:: TASK TO COMPLETE ::
Output each entry below as it stands, leaving out every picture.

:: DATA SUPPLIED ::
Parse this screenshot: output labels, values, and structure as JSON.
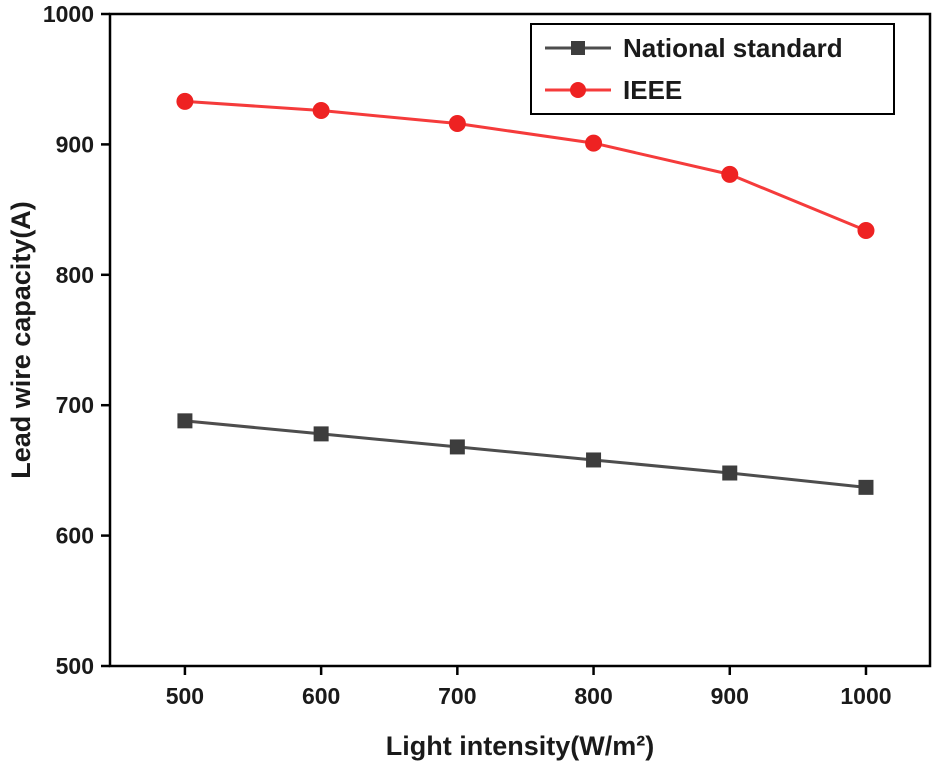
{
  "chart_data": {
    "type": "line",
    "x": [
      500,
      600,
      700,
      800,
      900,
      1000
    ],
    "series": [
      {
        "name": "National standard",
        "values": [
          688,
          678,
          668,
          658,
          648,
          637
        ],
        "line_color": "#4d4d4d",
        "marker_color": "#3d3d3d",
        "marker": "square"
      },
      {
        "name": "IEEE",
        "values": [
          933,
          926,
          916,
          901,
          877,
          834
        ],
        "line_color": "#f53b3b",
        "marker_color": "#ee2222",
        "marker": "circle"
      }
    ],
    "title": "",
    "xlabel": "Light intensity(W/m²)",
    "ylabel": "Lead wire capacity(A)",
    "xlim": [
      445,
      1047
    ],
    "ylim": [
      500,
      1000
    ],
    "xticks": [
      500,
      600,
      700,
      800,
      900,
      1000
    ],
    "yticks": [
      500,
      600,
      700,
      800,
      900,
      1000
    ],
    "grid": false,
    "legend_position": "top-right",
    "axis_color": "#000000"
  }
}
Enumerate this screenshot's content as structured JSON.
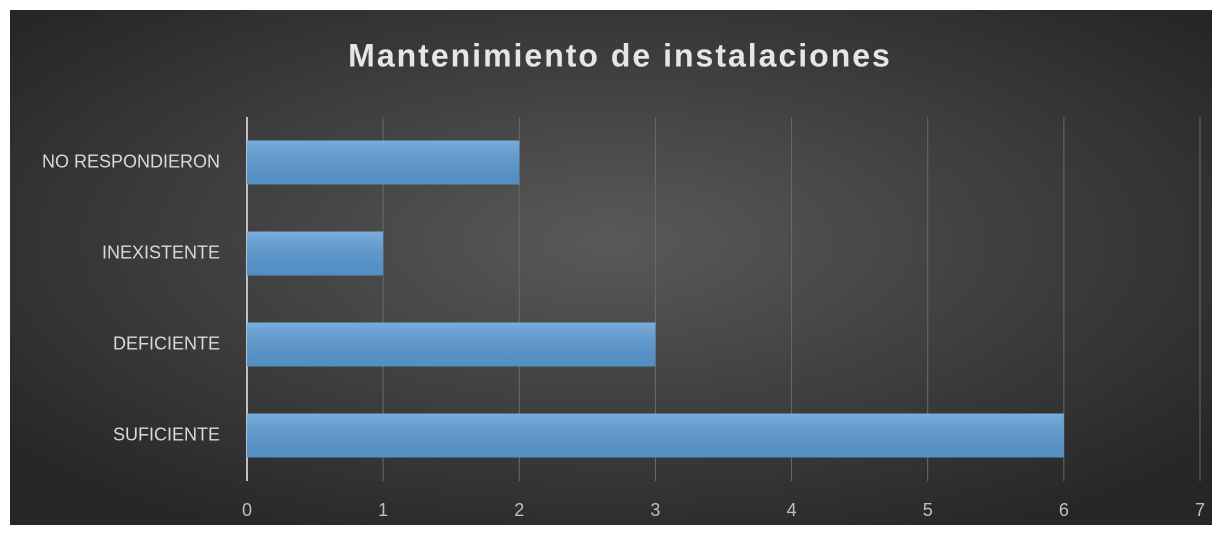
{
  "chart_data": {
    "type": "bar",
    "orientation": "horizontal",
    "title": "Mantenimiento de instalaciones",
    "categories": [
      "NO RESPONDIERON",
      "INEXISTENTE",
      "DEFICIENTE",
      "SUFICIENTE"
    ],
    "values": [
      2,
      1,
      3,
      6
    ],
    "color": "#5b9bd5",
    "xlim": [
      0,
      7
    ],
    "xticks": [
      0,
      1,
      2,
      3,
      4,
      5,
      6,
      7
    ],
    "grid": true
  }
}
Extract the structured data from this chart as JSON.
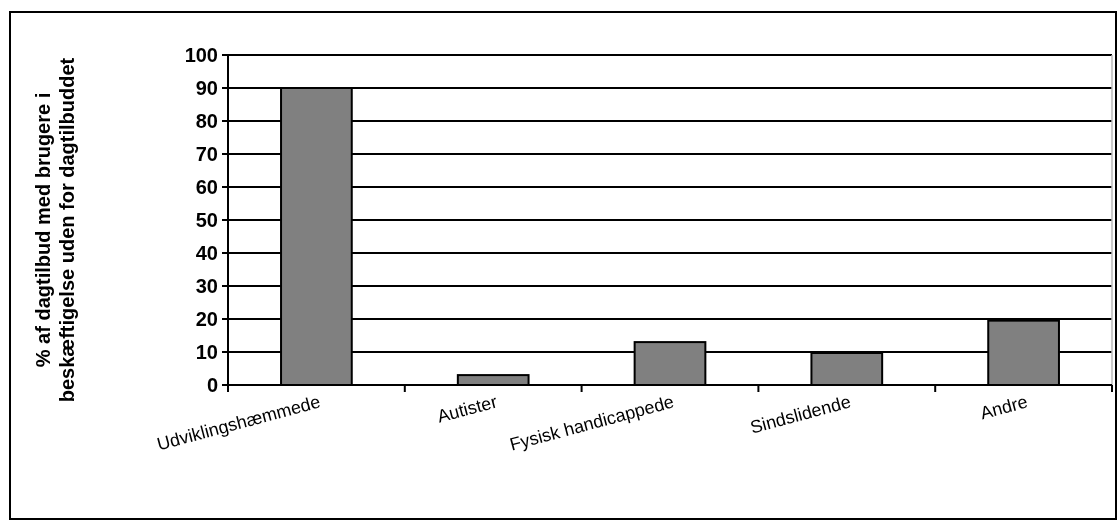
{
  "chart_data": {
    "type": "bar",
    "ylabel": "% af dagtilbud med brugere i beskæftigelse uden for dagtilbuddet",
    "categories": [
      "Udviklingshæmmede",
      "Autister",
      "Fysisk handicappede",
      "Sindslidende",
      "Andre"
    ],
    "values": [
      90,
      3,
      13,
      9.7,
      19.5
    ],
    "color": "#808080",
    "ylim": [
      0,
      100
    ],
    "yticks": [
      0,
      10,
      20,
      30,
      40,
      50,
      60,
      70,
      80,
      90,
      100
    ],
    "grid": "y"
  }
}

:: RESULT BELOW ::
Parse this screenshot: output labels, values, and structure as JSON.
{
  "chart_data": {
    "type": "line",
    "x": [
      500,
      600,
      700,
      800,
      900,
      1000
    ],
    "series": [
      {
        "name": "National standard",
        "values": [
          688,
          678,
          668,
          658,
          648,
          637
        ],
        "line_color": "#4d4d4d",
        "marker_color": "#3d3d3d",
        "marker": "square"
      },
      {
        "name": "IEEE",
        "values": [
          933,
          926,
          916,
          901,
          877,
          834
        ],
        "line_color": "#f53b3b",
        "marker_color": "#ee2222",
        "marker": "circle"
      }
    ],
    "title": "",
    "xlabel": "Light intensity(W/m²)",
    "ylabel": "Lead wire capacity(A)",
    "xlim": [
      445,
      1047
    ],
    "ylim": [
      500,
      1000
    ],
    "xticks": [
      500,
      600,
      700,
      800,
      900,
      1000
    ],
    "yticks": [
      500,
      600,
      700,
      800,
      900,
      1000
    ],
    "grid": false,
    "legend_position": "top-right",
    "axis_color": "#000000"
  }
}
Enumerate this screenshot's content as structured JSON.
{
  "chart_data": {
    "type": "bar",
    "orientation": "horizontal",
    "title": "Mantenimiento de instalaciones",
    "categories": [
      "NO RESPONDIERON",
      "INEXISTENTE",
      "DEFICIENTE",
      "SUFICIENTE"
    ],
    "values": [
      2,
      1,
      3,
      6
    ],
    "color": "#5b9bd5",
    "xlim": [
      0,
      7
    ],
    "xticks": [
      0,
      1,
      2,
      3,
      4,
      5,
      6,
      7
    ],
    "grid": true
  }
}
Extract the structured data from this chart as JSON.
{
  "chart_data": {
    "type": "bar",
    "ylabel": "% af dagtilbud med brugere i beskæftigelse uden for dagtilbuddet",
    "categories": [
      "Udviklingshæmmede",
      "Autister",
      "Fysisk handicappede",
      "Sindslidende",
      "Andre"
    ],
    "values": [
      90,
      3,
      13,
      9.7,
      19.5
    ],
    "color": "#808080",
    "ylim": [
      0,
      100
    ],
    "yticks": [
      0,
      10,
      20,
      30,
      40,
      50,
      60,
      70,
      80,
      90,
      100
    ],
    "grid": "y"
  }
}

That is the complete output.